BEGIN EXTRACTED DATA

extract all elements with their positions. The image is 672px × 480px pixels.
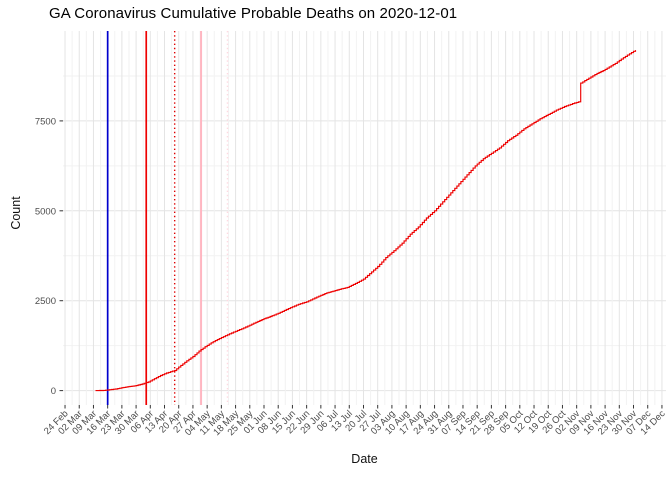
y-tick-label: 7500 bbox=[35, 116, 56, 127]
deaths-series-line bbox=[95, 50, 637, 392]
y-tick-label: 5000 bbox=[35, 206, 56, 217]
chart-title: GA Coronavirus Cumulative Probable Death… bbox=[49, 5, 458, 22]
x-axis-title: Date bbox=[351, 452, 378, 466]
y-tick-label: 2500 bbox=[35, 296, 56, 307]
y-tick-label: 0 bbox=[51, 386, 56, 397]
y-axis-title: Count bbox=[9, 196, 23, 230]
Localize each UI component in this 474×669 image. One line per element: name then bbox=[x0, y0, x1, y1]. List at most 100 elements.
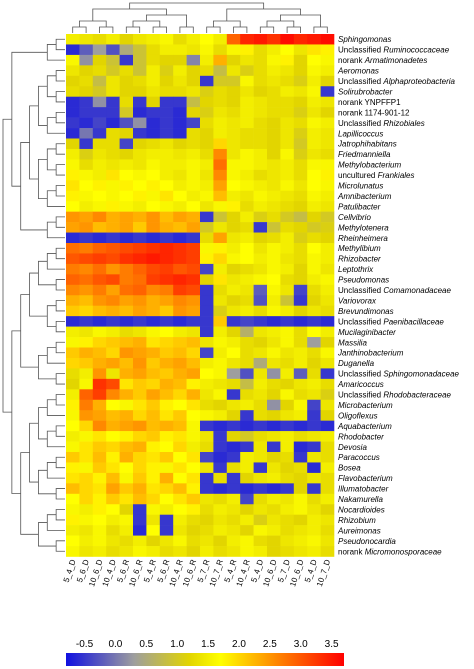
heatmap-cell bbox=[226, 546, 241, 557]
heatmap-cell bbox=[226, 211, 241, 223]
heatmap-cell bbox=[119, 34, 134, 45]
heatmap-cell bbox=[226, 378, 241, 390]
heatmap-cell bbox=[320, 222, 335, 233]
heatmap-cell bbox=[280, 54, 295, 66]
heatmap-cell bbox=[240, 65, 254, 77]
heatmap-cell bbox=[133, 253, 147, 265]
heatmap-cell bbox=[66, 274, 80, 286]
heatmap-cell bbox=[200, 525, 214, 536]
heatmap-cell bbox=[92, 295, 107, 306]
heatmap-cell bbox=[280, 399, 295, 411]
colorbar-tick-label: -0.5 bbox=[76, 639, 94, 650]
heatmap-cell bbox=[133, 431, 147, 442]
heatmap-cell bbox=[293, 399, 308, 411]
heatmap-cell bbox=[320, 211, 335, 223]
heatmap-cell bbox=[280, 222, 295, 233]
heatmap-cell bbox=[119, 44, 134, 56]
heatmap-cell bbox=[106, 253, 120, 265]
heatmap-cell bbox=[240, 211, 254, 223]
heatmap-cell bbox=[159, 452, 174, 463]
heatmap-cell bbox=[119, 138, 134, 150]
heatmap-cell bbox=[133, 86, 147, 97]
heatmap-cell bbox=[79, 399, 94, 411]
heatmap-cell bbox=[240, 514, 254, 526]
heatmap-cell bbox=[307, 357, 321, 369]
heatmap-cell bbox=[173, 138, 187, 150]
heatmap-cell bbox=[307, 222, 321, 233]
heatmap-cell bbox=[92, 44, 107, 56]
heatmap-cell bbox=[320, 128, 335, 139]
heatmap-cell bbox=[92, 514, 107, 526]
heatmap-cell bbox=[173, 201, 187, 212]
row-label: Leptothrix bbox=[338, 265, 374, 274]
heatmap-cell bbox=[307, 316, 321, 327]
heatmap-cell bbox=[253, 253, 268, 265]
heatmap-cell bbox=[159, 169, 174, 181]
heatmap-cell bbox=[200, 75, 214, 87]
heatmap-cell bbox=[293, 86, 308, 97]
heatmap-cell bbox=[267, 117, 281, 129]
heatmap-cell bbox=[106, 546, 120, 557]
dendrogram-branch bbox=[152, 26, 167, 33]
heatmap-cell bbox=[159, 295, 174, 306]
heatmap-cell bbox=[293, 420, 308, 432]
heatmap-cell bbox=[146, 452, 161, 463]
heatmap-cell bbox=[226, 232, 241, 244]
heatmap-cell bbox=[293, 148, 308, 160]
heatmap-cell bbox=[186, 159, 201, 171]
heatmap-cell bbox=[307, 493, 321, 505]
heatmap-cell bbox=[320, 514, 335, 526]
heatmap-cell bbox=[186, 493, 201, 505]
heatmap-cell bbox=[267, 180, 281, 192]
heatmap-cell bbox=[146, 410, 161, 421]
heatmap-cell bbox=[146, 368, 161, 380]
heatmap-cell bbox=[133, 148, 147, 160]
heatmap-cell bbox=[92, 483, 107, 495]
heatmap-cell bbox=[92, 180, 107, 192]
heatmap-cell bbox=[293, 326, 308, 338]
heatmap-cell bbox=[253, 462, 268, 474]
heatmap-cell bbox=[92, 54, 107, 66]
heatmap-cell bbox=[66, 190, 80, 202]
heatmap-cell bbox=[133, 441, 147, 453]
heatmap-cell bbox=[213, 316, 228, 327]
heatmap-cell bbox=[226, 54, 241, 66]
heatmap-cell bbox=[159, 389, 174, 401]
heatmap-cell bbox=[186, 452, 201, 463]
heatmap-cell bbox=[200, 410, 214, 421]
heatmap-cell bbox=[267, 243, 281, 254]
heatmap-cell bbox=[146, 253, 161, 265]
heatmap-cell bbox=[253, 44, 268, 56]
dendrogram-branch bbox=[2, 118, 12, 413]
heatmap-cell bbox=[173, 441, 187, 453]
heatmap-cell bbox=[320, 274, 335, 286]
heatmap-cell bbox=[79, 514, 94, 526]
heatmap-cell bbox=[280, 117, 295, 129]
heatmap-cell bbox=[106, 107, 120, 118]
heatmap-cell bbox=[106, 399, 120, 411]
heatmap-cell bbox=[159, 243, 174, 254]
heatmap-cell bbox=[213, 211, 228, 223]
heatmap-cell bbox=[226, 243, 241, 254]
row-label: Rheinheimera bbox=[338, 234, 388, 243]
dendrogram-branch bbox=[11, 330, 21, 494]
heatmap-cell bbox=[66, 546, 80, 557]
heatmap-cell bbox=[200, 222, 214, 233]
heatmap-cell bbox=[186, 431, 201, 442]
heatmap-cell bbox=[307, 514, 321, 526]
row-label: Janthinobacterium bbox=[337, 349, 404, 358]
heatmap-cell bbox=[133, 75, 147, 87]
dendrogram-branch bbox=[55, 373, 65, 385]
heatmap-cell bbox=[66, 431, 80, 442]
heatmap-cell bbox=[240, 243, 254, 254]
heatmap-cell bbox=[119, 222, 134, 233]
heatmap-cell bbox=[293, 169, 308, 181]
heatmap-cell bbox=[200, 211, 214, 223]
heatmap-cell bbox=[226, 65, 241, 77]
heatmap-cell bbox=[293, 96, 308, 108]
heatmap-cell bbox=[92, 472, 107, 484]
heatmap-cell bbox=[213, 148, 228, 160]
heatmap-cell bbox=[79, 128, 94, 139]
heatmap-cell bbox=[186, 410, 201, 421]
heatmap-cell bbox=[79, 243, 94, 254]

END EXTRACTED DATA

**EXERCISE DETAILS:**
Copy out each line carrying the string "tick" from the data.

**RESULT OF THIS EXERCISE:**
y-tick-label: 7500 bbox=[35, 116, 56, 127]
y-tick-label: 5000 bbox=[35, 206, 56, 217]
y-tick-label: 2500 bbox=[35, 296, 56, 307]
y-tick-label: 0 bbox=[51, 386, 56, 397]
colorbar-tick-label: -0.5 bbox=[76, 639, 94, 650]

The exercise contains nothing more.